---- PROVIDED ENTRIES

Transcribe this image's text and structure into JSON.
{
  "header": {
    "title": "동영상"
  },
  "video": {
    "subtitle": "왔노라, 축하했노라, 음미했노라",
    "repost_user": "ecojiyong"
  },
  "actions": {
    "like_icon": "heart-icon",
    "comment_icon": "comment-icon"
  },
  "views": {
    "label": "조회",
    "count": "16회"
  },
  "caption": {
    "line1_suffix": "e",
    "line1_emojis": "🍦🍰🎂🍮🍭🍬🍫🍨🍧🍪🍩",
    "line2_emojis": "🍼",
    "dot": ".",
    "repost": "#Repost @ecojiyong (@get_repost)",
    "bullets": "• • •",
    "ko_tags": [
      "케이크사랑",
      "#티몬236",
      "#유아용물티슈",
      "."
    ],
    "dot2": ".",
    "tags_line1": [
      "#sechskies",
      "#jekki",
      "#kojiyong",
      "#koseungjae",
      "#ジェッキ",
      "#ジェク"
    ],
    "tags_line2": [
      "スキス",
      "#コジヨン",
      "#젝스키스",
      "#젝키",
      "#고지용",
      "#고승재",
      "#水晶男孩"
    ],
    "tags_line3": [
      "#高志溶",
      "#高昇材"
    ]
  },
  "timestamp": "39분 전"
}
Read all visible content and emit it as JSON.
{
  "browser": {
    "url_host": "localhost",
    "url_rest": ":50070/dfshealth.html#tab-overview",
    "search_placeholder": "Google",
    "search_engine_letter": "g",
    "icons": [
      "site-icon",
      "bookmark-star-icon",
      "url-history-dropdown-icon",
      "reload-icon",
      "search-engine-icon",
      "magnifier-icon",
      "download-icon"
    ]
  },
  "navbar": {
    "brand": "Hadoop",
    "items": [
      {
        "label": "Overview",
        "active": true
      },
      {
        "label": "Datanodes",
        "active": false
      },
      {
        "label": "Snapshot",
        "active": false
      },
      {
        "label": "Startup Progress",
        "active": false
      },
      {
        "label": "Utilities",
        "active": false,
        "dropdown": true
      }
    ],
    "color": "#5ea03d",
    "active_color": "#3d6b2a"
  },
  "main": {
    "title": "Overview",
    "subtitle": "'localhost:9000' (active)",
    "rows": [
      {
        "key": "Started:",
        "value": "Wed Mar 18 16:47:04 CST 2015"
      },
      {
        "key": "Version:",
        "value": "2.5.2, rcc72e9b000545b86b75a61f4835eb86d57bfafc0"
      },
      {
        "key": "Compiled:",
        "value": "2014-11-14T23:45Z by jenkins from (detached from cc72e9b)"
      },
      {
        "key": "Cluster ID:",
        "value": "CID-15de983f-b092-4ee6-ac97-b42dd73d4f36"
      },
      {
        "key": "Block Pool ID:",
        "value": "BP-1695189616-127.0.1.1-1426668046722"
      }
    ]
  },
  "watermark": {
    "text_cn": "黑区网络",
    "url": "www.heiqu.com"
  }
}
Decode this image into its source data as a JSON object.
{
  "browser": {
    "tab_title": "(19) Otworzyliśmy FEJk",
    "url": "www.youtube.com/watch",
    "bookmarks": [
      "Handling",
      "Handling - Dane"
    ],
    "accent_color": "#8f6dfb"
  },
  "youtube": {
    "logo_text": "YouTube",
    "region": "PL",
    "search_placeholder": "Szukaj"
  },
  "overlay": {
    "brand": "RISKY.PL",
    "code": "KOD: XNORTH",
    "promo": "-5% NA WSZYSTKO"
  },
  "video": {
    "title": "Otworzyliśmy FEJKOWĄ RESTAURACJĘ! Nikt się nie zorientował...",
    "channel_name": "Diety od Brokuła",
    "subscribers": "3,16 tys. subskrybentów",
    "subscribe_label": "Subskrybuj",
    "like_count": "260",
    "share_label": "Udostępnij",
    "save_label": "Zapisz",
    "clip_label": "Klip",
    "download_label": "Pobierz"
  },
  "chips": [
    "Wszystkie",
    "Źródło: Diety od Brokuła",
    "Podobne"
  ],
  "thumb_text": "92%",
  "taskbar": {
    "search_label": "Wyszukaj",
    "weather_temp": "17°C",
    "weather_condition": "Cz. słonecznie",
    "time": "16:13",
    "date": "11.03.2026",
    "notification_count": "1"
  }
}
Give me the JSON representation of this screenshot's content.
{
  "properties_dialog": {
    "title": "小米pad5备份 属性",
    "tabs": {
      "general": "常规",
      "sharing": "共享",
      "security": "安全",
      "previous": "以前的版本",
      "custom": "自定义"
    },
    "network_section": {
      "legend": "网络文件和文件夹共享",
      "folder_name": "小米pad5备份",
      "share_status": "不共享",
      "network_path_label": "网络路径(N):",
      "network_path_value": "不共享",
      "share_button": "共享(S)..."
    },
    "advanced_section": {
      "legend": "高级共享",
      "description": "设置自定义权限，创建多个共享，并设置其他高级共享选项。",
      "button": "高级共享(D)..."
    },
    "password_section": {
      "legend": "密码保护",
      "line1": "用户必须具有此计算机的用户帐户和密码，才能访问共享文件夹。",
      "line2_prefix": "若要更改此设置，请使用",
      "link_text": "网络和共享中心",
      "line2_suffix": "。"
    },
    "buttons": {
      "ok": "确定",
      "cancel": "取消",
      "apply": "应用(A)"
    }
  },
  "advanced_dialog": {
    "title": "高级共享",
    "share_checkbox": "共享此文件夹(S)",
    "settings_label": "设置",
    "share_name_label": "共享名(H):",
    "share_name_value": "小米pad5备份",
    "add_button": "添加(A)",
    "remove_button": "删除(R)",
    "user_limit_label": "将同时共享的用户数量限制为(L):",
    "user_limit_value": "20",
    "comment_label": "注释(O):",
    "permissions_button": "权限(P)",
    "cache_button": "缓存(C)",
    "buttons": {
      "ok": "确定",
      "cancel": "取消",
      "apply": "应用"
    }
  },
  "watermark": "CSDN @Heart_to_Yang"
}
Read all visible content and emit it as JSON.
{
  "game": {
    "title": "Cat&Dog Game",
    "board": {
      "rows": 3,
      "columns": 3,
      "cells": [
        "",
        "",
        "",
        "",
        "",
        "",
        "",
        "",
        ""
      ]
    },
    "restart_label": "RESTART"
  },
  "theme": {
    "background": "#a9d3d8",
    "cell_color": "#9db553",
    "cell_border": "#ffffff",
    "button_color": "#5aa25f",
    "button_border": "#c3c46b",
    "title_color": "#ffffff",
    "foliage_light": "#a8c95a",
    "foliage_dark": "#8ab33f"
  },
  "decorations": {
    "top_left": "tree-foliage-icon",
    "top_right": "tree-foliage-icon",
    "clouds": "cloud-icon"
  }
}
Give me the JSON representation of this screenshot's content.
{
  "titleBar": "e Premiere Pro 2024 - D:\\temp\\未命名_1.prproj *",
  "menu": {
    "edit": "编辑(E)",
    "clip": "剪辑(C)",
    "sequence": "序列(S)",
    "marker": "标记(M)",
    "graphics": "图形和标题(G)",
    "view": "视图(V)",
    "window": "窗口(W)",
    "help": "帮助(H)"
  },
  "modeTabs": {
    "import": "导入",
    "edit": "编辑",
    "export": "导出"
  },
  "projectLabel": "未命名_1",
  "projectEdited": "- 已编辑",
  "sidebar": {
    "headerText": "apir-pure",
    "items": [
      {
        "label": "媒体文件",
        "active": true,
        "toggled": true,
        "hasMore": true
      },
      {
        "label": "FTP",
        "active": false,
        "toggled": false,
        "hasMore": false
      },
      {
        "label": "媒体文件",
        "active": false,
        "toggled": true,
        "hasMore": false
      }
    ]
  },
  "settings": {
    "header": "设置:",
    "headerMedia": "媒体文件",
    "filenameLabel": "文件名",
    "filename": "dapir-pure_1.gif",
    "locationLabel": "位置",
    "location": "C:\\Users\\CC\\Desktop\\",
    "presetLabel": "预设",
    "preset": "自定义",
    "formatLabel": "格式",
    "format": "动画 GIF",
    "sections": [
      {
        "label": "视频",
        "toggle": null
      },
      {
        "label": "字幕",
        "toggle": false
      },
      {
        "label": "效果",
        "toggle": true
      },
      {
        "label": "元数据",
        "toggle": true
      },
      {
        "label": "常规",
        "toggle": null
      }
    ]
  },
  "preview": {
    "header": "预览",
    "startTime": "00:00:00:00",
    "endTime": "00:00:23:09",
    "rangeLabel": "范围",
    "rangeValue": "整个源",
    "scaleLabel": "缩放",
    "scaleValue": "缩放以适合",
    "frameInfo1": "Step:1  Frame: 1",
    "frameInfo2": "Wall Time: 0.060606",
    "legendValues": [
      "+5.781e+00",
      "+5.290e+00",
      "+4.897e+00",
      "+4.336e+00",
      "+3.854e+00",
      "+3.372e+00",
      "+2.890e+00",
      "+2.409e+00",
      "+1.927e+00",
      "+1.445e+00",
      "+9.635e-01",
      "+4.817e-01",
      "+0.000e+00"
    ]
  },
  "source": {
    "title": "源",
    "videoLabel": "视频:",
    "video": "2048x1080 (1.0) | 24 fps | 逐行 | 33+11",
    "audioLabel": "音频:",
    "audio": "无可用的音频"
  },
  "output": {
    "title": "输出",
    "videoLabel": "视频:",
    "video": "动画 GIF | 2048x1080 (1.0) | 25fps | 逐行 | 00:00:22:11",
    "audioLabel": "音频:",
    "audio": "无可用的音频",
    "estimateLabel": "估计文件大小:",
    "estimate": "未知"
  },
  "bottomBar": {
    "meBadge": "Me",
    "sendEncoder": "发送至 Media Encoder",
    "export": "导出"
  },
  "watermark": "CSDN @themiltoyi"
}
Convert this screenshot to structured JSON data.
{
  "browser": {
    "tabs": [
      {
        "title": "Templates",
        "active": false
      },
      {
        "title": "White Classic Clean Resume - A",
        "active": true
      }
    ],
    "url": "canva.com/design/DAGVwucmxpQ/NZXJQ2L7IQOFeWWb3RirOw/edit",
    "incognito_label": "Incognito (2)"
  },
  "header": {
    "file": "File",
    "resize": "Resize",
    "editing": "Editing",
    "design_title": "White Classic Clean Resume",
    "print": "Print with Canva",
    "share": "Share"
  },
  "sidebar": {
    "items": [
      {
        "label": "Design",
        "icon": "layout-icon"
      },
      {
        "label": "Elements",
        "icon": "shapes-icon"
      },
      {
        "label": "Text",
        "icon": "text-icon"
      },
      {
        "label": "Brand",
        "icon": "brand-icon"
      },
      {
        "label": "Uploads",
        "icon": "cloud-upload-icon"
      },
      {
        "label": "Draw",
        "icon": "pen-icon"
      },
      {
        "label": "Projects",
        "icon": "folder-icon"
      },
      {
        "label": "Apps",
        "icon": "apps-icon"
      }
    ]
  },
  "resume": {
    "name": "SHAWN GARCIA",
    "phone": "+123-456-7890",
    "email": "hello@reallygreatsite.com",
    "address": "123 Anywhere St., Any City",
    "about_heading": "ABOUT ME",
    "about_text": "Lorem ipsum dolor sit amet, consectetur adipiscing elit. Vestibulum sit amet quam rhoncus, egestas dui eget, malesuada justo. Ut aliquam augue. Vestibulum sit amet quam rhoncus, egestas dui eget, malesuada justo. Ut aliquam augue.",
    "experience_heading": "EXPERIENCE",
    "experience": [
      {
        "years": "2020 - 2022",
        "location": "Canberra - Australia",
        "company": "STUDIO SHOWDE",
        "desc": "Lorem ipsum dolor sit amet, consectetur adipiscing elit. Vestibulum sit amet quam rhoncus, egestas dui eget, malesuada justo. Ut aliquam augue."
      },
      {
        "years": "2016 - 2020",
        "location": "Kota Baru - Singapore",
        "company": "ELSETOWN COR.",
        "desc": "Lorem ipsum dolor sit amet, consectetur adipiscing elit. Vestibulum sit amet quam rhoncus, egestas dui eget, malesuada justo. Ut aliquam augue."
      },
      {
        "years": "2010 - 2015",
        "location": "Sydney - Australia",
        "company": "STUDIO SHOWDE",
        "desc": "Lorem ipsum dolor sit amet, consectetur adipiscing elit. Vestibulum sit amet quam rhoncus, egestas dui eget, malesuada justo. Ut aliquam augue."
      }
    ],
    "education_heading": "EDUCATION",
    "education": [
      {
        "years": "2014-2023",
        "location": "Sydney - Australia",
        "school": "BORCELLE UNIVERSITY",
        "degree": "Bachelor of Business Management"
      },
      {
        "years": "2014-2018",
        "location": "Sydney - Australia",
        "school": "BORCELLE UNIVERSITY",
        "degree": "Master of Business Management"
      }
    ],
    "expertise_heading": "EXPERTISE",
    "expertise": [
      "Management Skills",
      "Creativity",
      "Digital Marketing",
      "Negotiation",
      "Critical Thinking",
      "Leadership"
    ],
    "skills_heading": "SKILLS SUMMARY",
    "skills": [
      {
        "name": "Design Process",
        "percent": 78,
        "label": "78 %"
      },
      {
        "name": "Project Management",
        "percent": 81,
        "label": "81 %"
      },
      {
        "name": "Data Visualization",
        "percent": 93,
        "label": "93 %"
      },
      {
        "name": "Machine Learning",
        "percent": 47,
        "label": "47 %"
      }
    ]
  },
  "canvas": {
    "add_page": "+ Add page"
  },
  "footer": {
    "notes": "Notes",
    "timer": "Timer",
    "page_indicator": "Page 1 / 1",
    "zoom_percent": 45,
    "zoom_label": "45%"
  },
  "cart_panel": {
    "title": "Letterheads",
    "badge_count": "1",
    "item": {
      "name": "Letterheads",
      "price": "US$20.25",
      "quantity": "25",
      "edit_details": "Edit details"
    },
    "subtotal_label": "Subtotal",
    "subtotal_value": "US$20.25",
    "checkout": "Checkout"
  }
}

--------

Find every line in the records above that contains the word "subtitle", and copy each one.

    "subtitle": "왔노라, 축하했노라, 음미했노라",
    "subtitle": "'localhost:9000' (active)",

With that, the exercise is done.